Task goal:
Below are records; work out how many of their lines hold the string "Pleasure" and give that number alone.

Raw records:
● ● ● ● ●

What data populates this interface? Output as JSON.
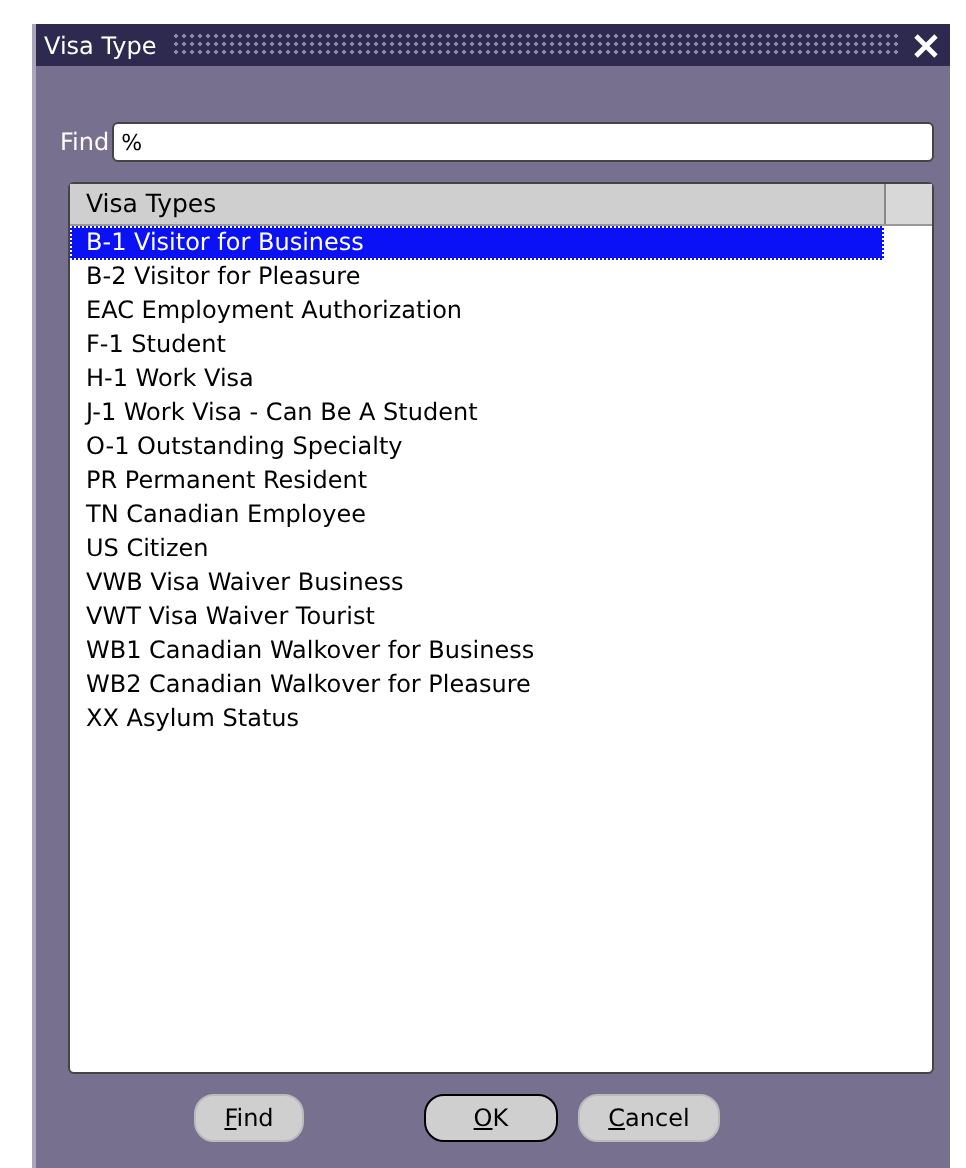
{
  "window": {
    "title": "Visa Type"
  },
  "find": {
    "label": "Find",
    "value": "%"
  },
  "list": {
    "column": "Visa Types",
    "rows": [
      {
        "text": "B-1 Visitor for Business",
        "selected": true
      },
      {
        "text": "B-2 Visitor for Pleasure",
        "selected": false
      },
      {
        "text": "EAC Employment Authorization",
        "selected": false
      },
      {
        "text": "F-1 Student",
        "selected": false
      },
      {
        "text": "H-1 Work Visa",
        "selected": false
      },
      {
        "text": "J-1 Work Visa - Can Be A Student",
        "selected": false
      },
      {
        "text": "O-1 Outstanding Specialty",
        "selected": false
      },
      {
        "text": "PR Permanent Resident",
        "selected": false
      },
      {
        "text": "TN Canadian Employee",
        "selected": false
      },
      {
        "text": "US Citizen",
        "selected": false
      },
      {
        "text": "VWB Visa Waiver Business",
        "selected": false
      },
      {
        "text": "VWT Visa Waiver Tourist",
        "selected": false
      },
      {
        "text": "WB1 Canadian Walkover for Business",
        "selected": false
      },
      {
        "text": "WB2 Canadian Walkover for Pleasure",
        "selected": false
      },
      {
        "text": "XX Asylum Status",
        "selected": false
      }
    ]
  },
  "buttons": [
    {
      "label": "Find",
      "default": false
    },
    {
      "label": "OK",
      "default": true
    },
    {
      "label": "Cancel",
      "default": false
    }
  ]
}
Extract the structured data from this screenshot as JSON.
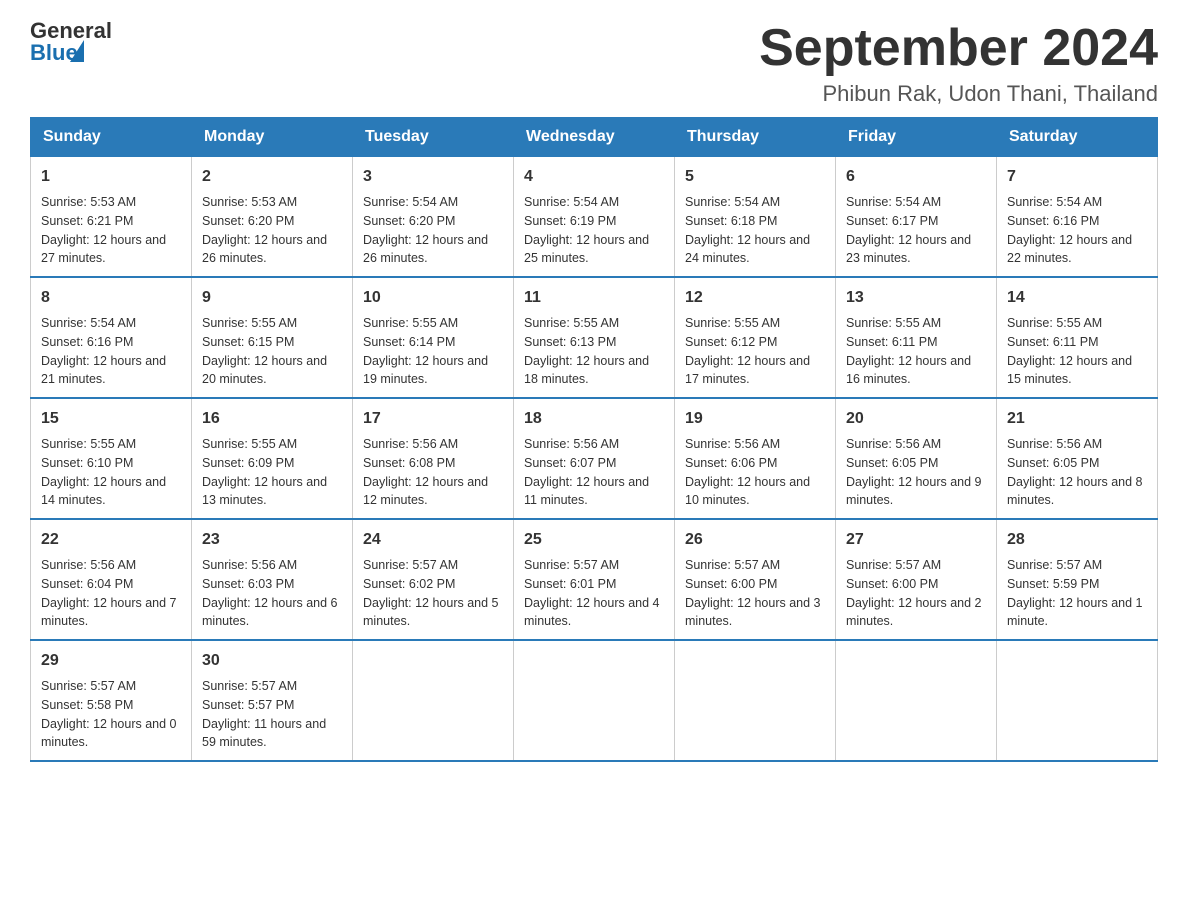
{
  "logo": {
    "general": "General",
    "blue": "Blue"
  },
  "header": {
    "title": "September 2024",
    "subtitle": "Phibun Rak, Udon Thani, Thailand"
  },
  "weekdays": [
    "Sunday",
    "Monday",
    "Tuesday",
    "Wednesday",
    "Thursday",
    "Friday",
    "Saturday"
  ],
  "weeks": [
    [
      {
        "day": "1",
        "sunrise": "5:53 AM",
        "sunset": "6:21 PM",
        "daylight": "12 hours and 27 minutes."
      },
      {
        "day": "2",
        "sunrise": "5:53 AM",
        "sunset": "6:20 PM",
        "daylight": "12 hours and 26 minutes."
      },
      {
        "day": "3",
        "sunrise": "5:54 AM",
        "sunset": "6:20 PM",
        "daylight": "12 hours and 26 minutes."
      },
      {
        "day": "4",
        "sunrise": "5:54 AM",
        "sunset": "6:19 PM",
        "daylight": "12 hours and 25 minutes."
      },
      {
        "day": "5",
        "sunrise": "5:54 AM",
        "sunset": "6:18 PM",
        "daylight": "12 hours and 24 minutes."
      },
      {
        "day": "6",
        "sunrise": "5:54 AM",
        "sunset": "6:17 PM",
        "daylight": "12 hours and 23 minutes."
      },
      {
        "day": "7",
        "sunrise": "5:54 AM",
        "sunset": "6:16 PM",
        "daylight": "12 hours and 22 minutes."
      }
    ],
    [
      {
        "day": "8",
        "sunrise": "5:54 AM",
        "sunset": "6:16 PM",
        "daylight": "12 hours and 21 minutes."
      },
      {
        "day": "9",
        "sunrise": "5:55 AM",
        "sunset": "6:15 PM",
        "daylight": "12 hours and 20 minutes."
      },
      {
        "day": "10",
        "sunrise": "5:55 AM",
        "sunset": "6:14 PM",
        "daylight": "12 hours and 19 minutes."
      },
      {
        "day": "11",
        "sunrise": "5:55 AM",
        "sunset": "6:13 PM",
        "daylight": "12 hours and 18 minutes."
      },
      {
        "day": "12",
        "sunrise": "5:55 AM",
        "sunset": "6:12 PM",
        "daylight": "12 hours and 17 minutes."
      },
      {
        "day": "13",
        "sunrise": "5:55 AM",
        "sunset": "6:11 PM",
        "daylight": "12 hours and 16 minutes."
      },
      {
        "day": "14",
        "sunrise": "5:55 AM",
        "sunset": "6:11 PM",
        "daylight": "12 hours and 15 minutes."
      }
    ],
    [
      {
        "day": "15",
        "sunrise": "5:55 AM",
        "sunset": "6:10 PM",
        "daylight": "12 hours and 14 minutes."
      },
      {
        "day": "16",
        "sunrise": "5:55 AM",
        "sunset": "6:09 PM",
        "daylight": "12 hours and 13 minutes."
      },
      {
        "day": "17",
        "sunrise": "5:56 AM",
        "sunset": "6:08 PM",
        "daylight": "12 hours and 12 minutes."
      },
      {
        "day": "18",
        "sunrise": "5:56 AM",
        "sunset": "6:07 PM",
        "daylight": "12 hours and 11 minutes."
      },
      {
        "day": "19",
        "sunrise": "5:56 AM",
        "sunset": "6:06 PM",
        "daylight": "12 hours and 10 minutes."
      },
      {
        "day": "20",
        "sunrise": "5:56 AM",
        "sunset": "6:05 PM",
        "daylight": "12 hours and 9 minutes."
      },
      {
        "day": "21",
        "sunrise": "5:56 AM",
        "sunset": "6:05 PM",
        "daylight": "12 hours and 8 minutes."
      }
    ],
    [
      {
        "day": "22",
        "sunrise": "5:56 AM",
        "sunset": "6:04 PM",
        "daylight": "12 hours and 7 minutes."
      },
      {
        "day": "23",
        "sunrise": "5:56 AM",
        "sunset": "6:03 PM",
        "daylight": "12 hours and 6 minutes."
      },
      {
        "day": "24",
        "sunrise": "5:57 AM",
        "sunset": "6:02 PM",
        "daylight": "12 hours and 5 minutes."
      },
      {
        "day": "25",
        "sunrise": "5:57 AM",
        "sunset": "6:01 PM",
        "daylight": "12 hours and 4 minutes."
      },
      {
        "day": "26",
        "sunrise": "5:57 AM",
        "sunset": "6:00 PM",
        "daylight": "12 hours and 3 minutes."
      },
      {
        "day": "27",
        "sunrise": "5:57 AM",
        "sunset": "6:00 PM",
        "daylight": "12 hours and 2 minutes."
      },
      {
        "day": "28",
        "sunrise": "5:57 AM",
        "sunset": "5:59 PM",
        "daylight": "12 hours and 1 minute."
      }
    ],
    [
      {
        "day": "29",
        "sunrise": "5:57 AM",
        "sunset": "5:58 PM",
        "daylight": "12 hours and 0 minutes."
      },
      {
        "day": "30",
        "sunrise": "5:57 AM",
        "sunset": "5:57 PM",
        "daylight": "11 hours and 59 minutes."
      },
      null,
      null,
      null,
      null,
      null
    ]
  ],
  "labels": {
    "sunrise": "Sunrise: ",
    "sunset": "Sunset: ",
    "daylight": "Daylight: "
  }
}
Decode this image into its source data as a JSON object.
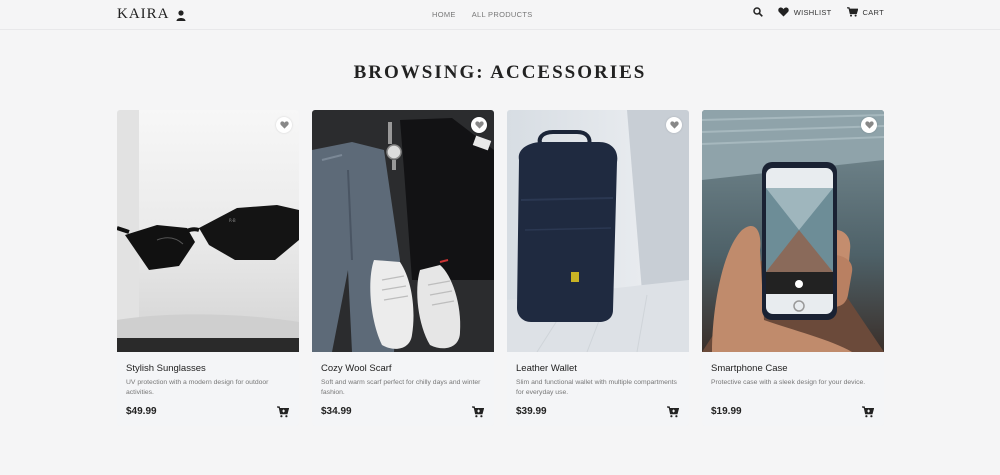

● ● ● ● ●

Exercise response:
2